Start of GIVEN ENTRIES
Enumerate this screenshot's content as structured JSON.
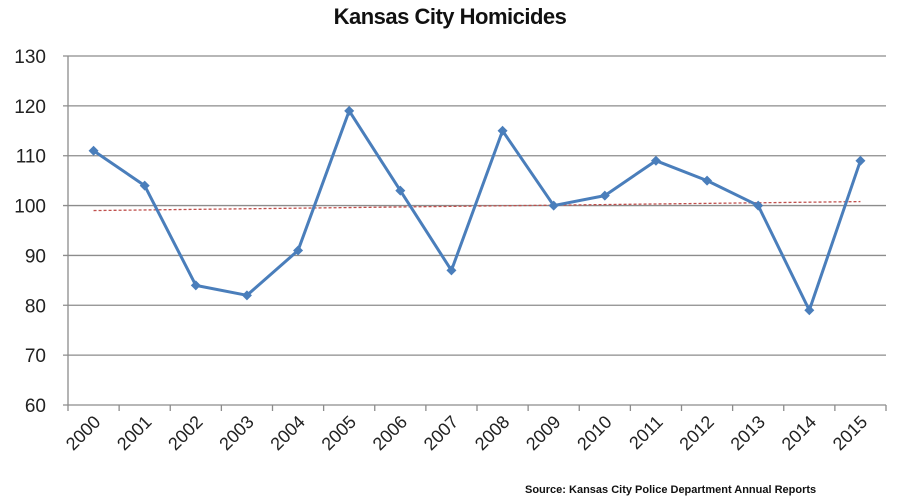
{
  "chart_data": {
    "type": "line",
    "title": "Kansas City Homicides",
    "xlabel": "",
    "ylabel": "",
    "categories": [
      "2000",
      "2001",
      "2002",
      "2003",
      "2004",
      "2005",
      "2006",
      "2007",
      "2008",
      "2009",
      "2010",
      "2011",
      "2012",
      "2013",
      "2014",
      "2015"
    ],
    "series": [
      {
        "name": "Homicides",
        "values": [
          111,
          104,
          84,
          82,
          91,
          119,
          103,
          87,
          115,
          100,
          102,
          109,
          105,
          100,
          79,
          109
        ],
        "color": "#4a7ebb",
        "marker": "diamond"
      },
      {
        "name": "Linear trend",
        "values": [
          99.0,
          99.1,
          99.2,
          99.4,
          99.5,
          99.6,
          99.7,
          99.8,
          100.0,
          100.1,
          100.2,
          100.3,
          100.4,
          100.5,
          100.7,
          100.8
        ],
        "color": "#c0504d",
        "style": "dashed"
      }
    ],
    "ylim": [
      60,
      130
    ],
    "yticks": [
      60,
      70,
      80,
      90,
      100,
      110,
      120,
      130
    ],
    "grid": true,
    "legend": "none",
    "source": "Source: Kansas City Police Department Annual Reports"
  }
}
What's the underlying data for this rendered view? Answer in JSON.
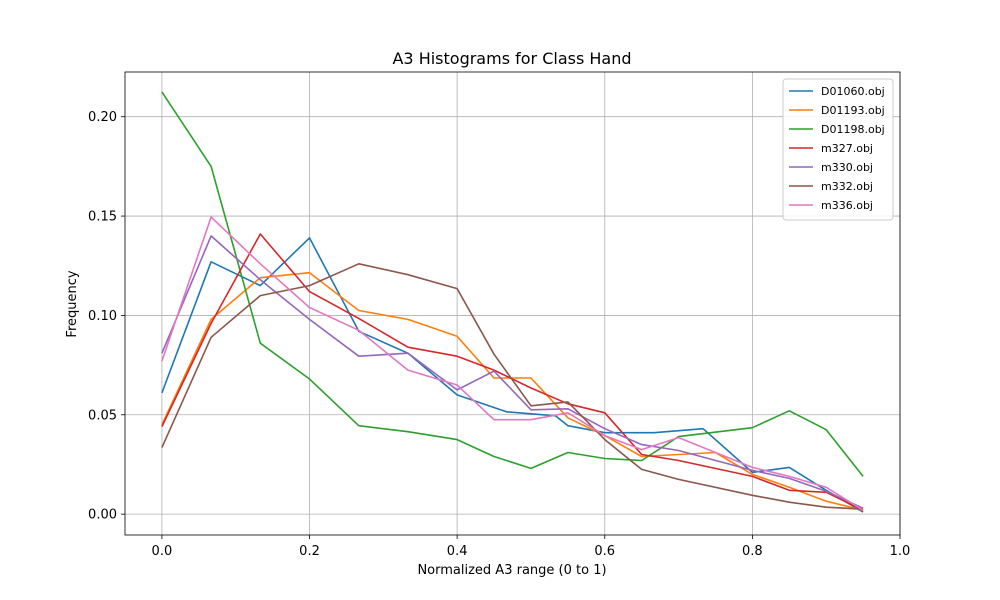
{
  "chart_data": {
    "type": "line",
    "title": "A3 Histograms for Class Hand",
    "xlabel": "Normalized A3 range (0 to 1)",
    "ylabel": "Frequency",
    "xlim": [
      -0.05,
      1.0
    ],
    "ylim": [
      -0.0105,
      0.2225
    ],
    "xticks": [
      "0.0",
      "0.2",
      "0.4",
      "0.6",
      "0.8",
      "1.0"
    ],
    "yticks": [
      "0.00",
      "0.05",
      "0.10",
      "0.15",
      "0.20"
    ],
    "grid": true,
    "legend_position": "top-right",
    "x": [
      0.0,
      0.0667,
      0.1333,
      0.2,
      0.2667,
      0.3333,
      0.4,
      0.4667,
      0.5333,
      0.6,
      0.6667,
      0.7333,
      0.8,
      0.8667,
      0.9333,
      0.95
    ],
    "series": [
      {
        "name": "D01060.obj",
        "color": "#1f77b4",
        "points": [
          [
            0.0,
            0.061
          ],
          [
            0.0667,
            0.127
          ],
          [
            0.1333,
            0.115
          ],
          [
            0.2,
            0.139
          ],
          [
            0.2667,
            0.092
          ],
          [
            0.3333,
            0.081
          ],
          [
            0.4,
            0.06
          ],
          [
            0.4667,
            0.0515
          ],
          [
            0.5333,
            0.0495
          ],
          [
            0.55,
            0.0445
          ],
          [
            0.6,
            0.041
          ],
          [
            0.6667,
            0.041
          ],
          [
            0.7333,
            0.043
          ],
          [
            0.8,
            0.021
          ],
          [
            0.85,
            0.0235
          ],
          [
            0.9,
            0.012
          ],
          [
            0.95,
            0.001
          ]
        ]
      },
      {
        "name": "D01193.obj",
        "color": "#ff7f0e",
        "points": [
          [
            0.0,
            0.045
          ],
          [
            0.0667,
            0.098
          ],
          [
            0.1333,
            0.119
          ],
          [
            0.2,
            0.1215
          ],
          [
            0.2667,
            0.1025
          ],
          [
            0.3333,
            0.098
          ],
          [
            0.4,
            0.0895
          ],
          [
            0.45,
            0.0685
          ],
          [
            0.5,
            0.0685
          ],
          [
            0.55,
            0.0485
          ],
          [
            0.6,
            0.0395
          ],
          [
            0.65,
            0.029
          ],
          [
            0.7,
            0.03
          ],
          [
            0.75,
            0.031
          ],
          [
            0.8,
            0.02
          ],
          [
            0.85,
            0.0135
          ],
          [
            0.9,
            0.0065
          ],
          [
            0.95,
            0.002
          ]
        ]
      },
      {
        "name": "D01198.obj",
        "color": "#2ca02c",
        "points": [
          [
            0.0,
            0.2125
          ],
          [
            0.0667,
            0.175
          ],
          [
            0.1333,
            0.086
          ],
          [
            0.2,
            0.068
          ],
          [
            0.2667,
            0.0445
          ],
          [
            0.3333,
            0.0415
          ],
          [
            0.4,
            0.0375
          ],
          [
            0.45,
            0.029
          ],
          [
            0.5,
            0.023
          ],
          [
            0.55,
            0.031
          ],
          [
            0.6,
            0.028
          ],
          [
            0.65,
            0.027
          ],
          [
            0.7,
            0.039
          ],
          [
            0.8,
            0.0435
          ],
          [
            0.85,
            0.052
          ],
          [
            0.9,
            0.0425
          ],
          [
            0.95,
            0.019
          ]
        ]
      },
      {
        "name": "m327.obj",
        "color": "#d62728",
        "points": [
          [
            0.0,
            0.044
          ],
          [
            0.0667,
            0.096
          ],
          [
            0.1333,
            0.141
          ],
          [
            0.2,
            0.112
          ],
          [
            0.2667,
            0.0985
          ],
          [
            0.3333,
            0.084
          ],
          [
            0.4,
            0.0795
          ],
          [
            0.45,
            0.0725
          ],
          [
            0.5,
            0.0635
          ],
          [
            0.55,
            0.0555
          ],
          [
            0.6,
            0.051
          ],
          [
            0.65,
            0.03
          ],
          [
            0.7,
            0.027
          ],
          [
            0.8,
            0.019
          ],
          [
            0.85,
            0.012
          ],
          [
            0.9,
            0.011
          ],
          [
            0.95,
            0.002
          ]
        ]
      },
      {
        "name": "m330.obj",
        "color": "#9467bd",
        "points": [
          [
            0.0,
            0.081
          ],
          [
            0.0667,
            0.14
          ],
          [
            0.1333,
            0.118
          ],
          [
            0.2,
            0.098
          ],
          [
            0.2667,
            0.0795
          ],
          [
            0.3333,
            0.081
          ],
          [
            0.4,
            0.0625
          ],
          [
            0.45,
            0.072
          ],
          [
            0.5,
            0.0525
          ],
          [
            0.55,
            0.053
          ],
          [
            0.6,
            0.043
          ],
          [
            0.65,
            0.035
          ],
          [
            0.7,
            0.032
          ],
          [
            0.8,
            0.022
          ],
          [
            0.85,
            0.018
          ],
          [
            0.9,
            0.0115
          ],
          [
            0.95,
            0.003
          ]
        ]
      },
      {
        "name": "m332.obj",
        "color": "#8c564b",
        "points": [
          [
            0.0,
            0.0335
          ],
          [
            0.0667,
            0.089
          ],
          [
            0.1333,
            0.11
          ],
          [
            0.2,
            0.115
          ],
          [
            0.2667,
            0.126
          ],
          [
            0.3333,
            0.1205
          ],
          [
            0.4,
            0.1135
          ],
          [
            0.45,
            0.0805
          ],
          [
            0.5,
            0.0545
          ],
          [
            0.55,
            0.0565
          ],
          [
            0.6,
            0.0375
          ],
          [
            0.65,
            0.0225
          ],
          [
            0.7,
            0.0175
          ],
          [
            0.8,
            0.0095
          ],
          [
            0.85,
            0.006
          ],
          [
            0.9,
            0.0035
          ],
          [
            0.95,
            0.0025
          ]
        ]
      },
      {
        "name": "m336.obj",
        "color": "#e377c2",
        "points": [
          [
            0.0,
            0.077
          ],
          [
            0.0667,
            0.1495
          ],
          [
            0.1333,
            0.126
          ],
          [
            0.2,
            0.104
          ],
          [
            0.2667,
            0.0925
          ],
          [
            0.3333,
            0.0725
          ],
          [
            0.4,
            0.065
          ],
          [
            0.45,
            0.0475
          ],
          [
            0.5,
            0.0475
          ],
          [
            0.55,
            0.051
          ],
          [
            0.6,
            0.0395
          ],
          [
            0.65,
            0.0325
          ],
          [
            0.7,
            0.0385
          ],
          [
            0.8,
            0.0235
          ],
          [
            0.85,
            0.019
          ],
          [
            0.9,
            0.0135
          ],
          [
            0.95,
            0.002
          ]
        ]
      }
    ]
  }
}
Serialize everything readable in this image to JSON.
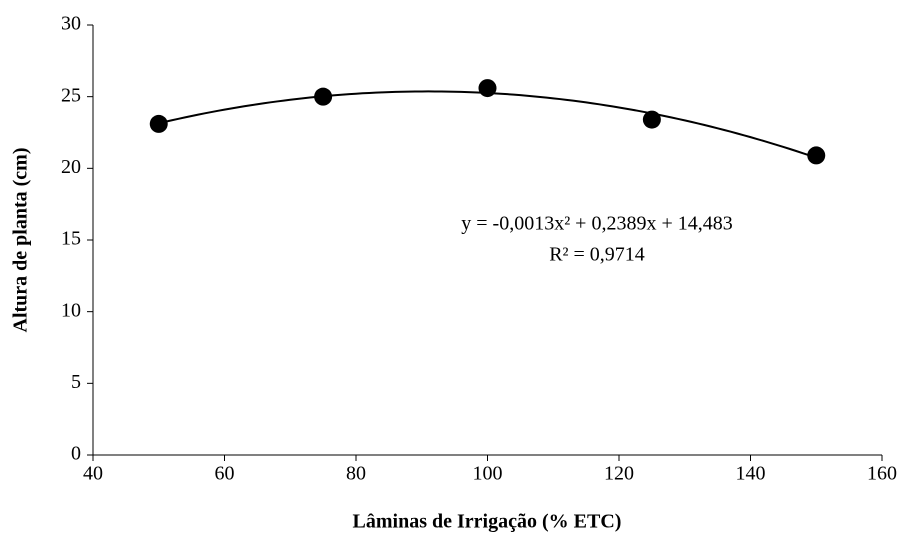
{
  "chart_data": {
    "type": "scatter",
    "x_label": "Lâminas de Irrigação (% ETC)",
    "y_label": "Altura de planta (cm)",
    "x": [
      50,
      75,
      100,
      125,
      150
    ],
    "values": [
      23.1,
      25.0,
      25.6,
      23.4,
      20.9
    ],
    "color": "#000000",
    "trendline": {
      "type": "polynomial",
      "order": 2,
      "color": "#000000"
    },
    "annotations": [
      "y = -0,0013x² + 0,2389x + 14,483",
      "R² = 0,9714"
    ],
    "xlim": [
      40,
      160
    ],
    "xticks": [
      40,
      60,
      80,
      100,
      120,
      140,
      160
    ],
    "ylim": [
      0,
      30
    ],
    "yticks": [
      0,
      5,
      10,
      15,
      20,
      25,
      30
    ],
    "grid": false
  }
}
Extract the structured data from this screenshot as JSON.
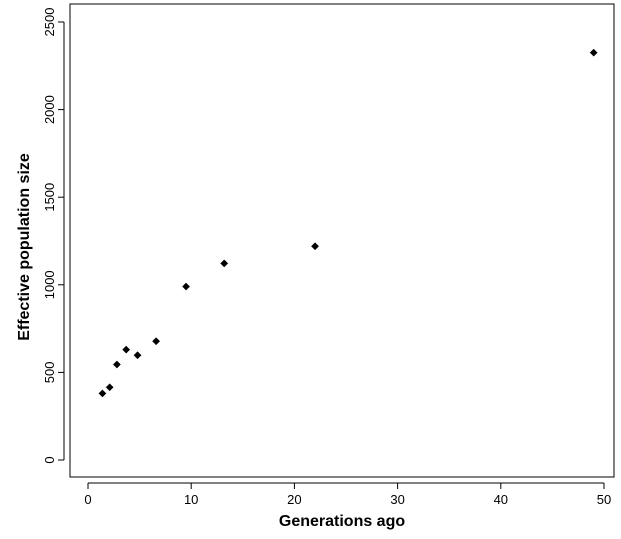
{
  "chart_data": {
    "type": "scatter",
    "title": "",
    "xlabel": "Generations ago",
    "ylabel": "Effective population size",
    "xlim": [
      0,
      50
    ],
    "ylim": [
      0,
      2500
    ],
    "xticks": [
      0,
      10,
      20,
      30,
      40,
      50
    ],
    "yticks": [
      0,
      500,
      1000,
      1500,
      2000,
      2500
    ],
    "grid": false,
    "marker": "diamond",
    "marker_color": "#000000",
    "points": [
      {
        "x": 1.4,
        "y": 380
      },
      {
        "x": 2.1,
        "y": 415
      },
      {
        "x": 2.8,
        "y": 545
      },
      {
        "x": 3.7,
        "y": 630
      },
      {
        "x": 4.8,
        "y": 598
      },
      {
        "x": 6.6,
        "y": 678
      },
      {
        "x": 9.5,
        "y": 990
      },
      {
        "x": 13.2,
        "y": 1122
      },
      {
        "x": 22.0,
        "y": 1220
      },
      {
        "x": 49.0,
        "y": 2325
      }
    ]
  }
}
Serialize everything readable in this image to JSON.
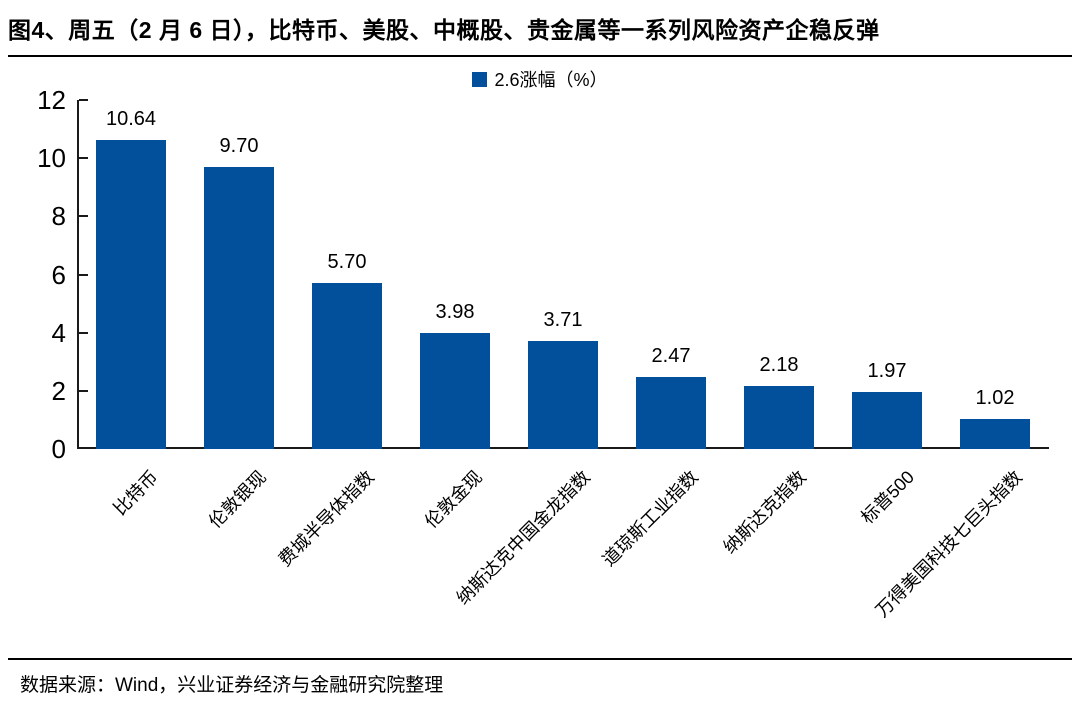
{
  "title": "图4、周五（2 月 6 日），比特币、美股、中概股、贵金属等一系列风险资产企稳反弹",
  "source": "数据来源：Wind，兴业证券经济与金融研究院整理",
  "colors": {
    "bar": "#02509b",
    "axis": "#1a1a1a",
    "text": "#000000",
    "background": "#ffffff"
  },
  "chart_data": {
    "type": "bar",
    "title": "图4、周五（2 月 6 日），比特币、美股、中概股、贵金属等一系列风险资产企稳反弹",
    "legend": "2.6涨幅（%）",
    "legend_position": "top-center",
    "categories": [
      "比特币",
      "伦敦银现",
      "费城半导体指数",
      "伦敦金现",
      "纳斯达克中国金龙指数",
      "道琼斯工业指数",
      "纳斯达克指数",
      "标普500",
      "万得美国科技七巨头指数"
    ],
    "values": [
      10.64,
      9.7,
      5.7,
      3.98,
      3.71,
      2.47,
      2.18,
      1.97,
      1.02
    ],
    "value_labels": [
      "10.64",
      "9.70",
      "5.70",
      "3.98",
      "3.71",
      "2.47",
      "2.18",
      "1.97",
      "1.02"
    ],
    "xlabel": "",
    "ylabel": "",
    "ylim": [
      0,
      12
    ],
    "yticks": [
      0,
      2,
      4,
      6,
      8,
      10,
      12
    ],
    "grid": false,
    "bar_color": "#02509b"
  }
}
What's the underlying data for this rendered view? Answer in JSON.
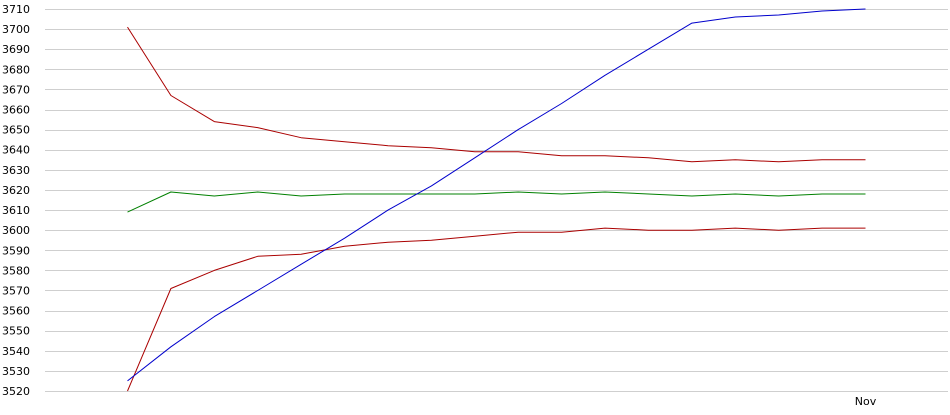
{
  "chart_data": {
    "type": "line",
    "title": "",
    "xlabel": "",
    "ylabel": "",
    "ylim": [
      3520,
      3710
    ],
    "yticks": [
      3520,
      3530,
      3540,
      3550,
      3560,
      3570,
      3580,
      3590,
      3600,
      3610,
      3620,
      3630,
      3640,
      3650,
      3660,
      3670,
      3680,
      3690,
      3700,
      3710
    ],
    "x": [
      0,
      1,
      2,
      3,
      4,
      5,
      6,
      7,
      8,
      9,
      10,
      11,
      12,
      13,
      14,
      15,
      16,
      17
    ],
    "xlim": [
      -1.9,
      18.9
    ],
    "xticks": [
      {
        "x": 17,
        "label": "Nov"
      }
    ],
    "grid": true,
    "legend": "none",
    "series": [
      {
        "color": "#aa0000",
        "values": [
          3701,
          3667,
          3654,
          3651,
          3646,
          3644,
          3642,
          3641,
          3639,
          3639,
          3637,
          3637,
          3636,
          3634,
          3635,
          3634,
          3635,
          3635
        ]
      },
      {
        "color": "#008000",
        "values": [
          3609,
          3619,
          3617,
          3619,
          3617,
          3618,
          3618,
          3618,
          3618,
          3619,
          3618,
          3619,
          3618,
          3617,
          3618,
          3617,
          3618,
          3618
        ]
      },
      {
        "color": "#aa0000",
        "values": [
          3520,
          3571,
          3580,
          3587,
          3588,
          3592,
          3594,
          3595,
          3597,
          3599,
          3599,
          3601,
          3600,
          3600,
          3601,
          3600,
          3601,
          3601
        ]
      },
      {
        "color": "#0000cc",
        "values": [
          3525,
          3542,
          3557,
          3570,
          3583,
          3596,
          3610,
          3622,
          3636,
          3650,
          3663,
          3677,
          3690,
          3703,
          3706,
          3707,
          3709,
          3710
        ]
      }
    ]
  }
}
End of GIVEN ENTRIES
• **WHAT YOU ARE ASKED TO DO**:
From the entries above, return each line with the word "name" in it.

• **ANSWER TO THE TASK**:
        "name": "Homicides",
        "name": "Linear trend",
        "name": "D01060.obj",
        "name": "D01193.obj",
        "name": "D01198.obj",
        "name": "m327.obj",
        "name": "m330.obj",
        "name": "m332.obj",
        "name": "m336.obj",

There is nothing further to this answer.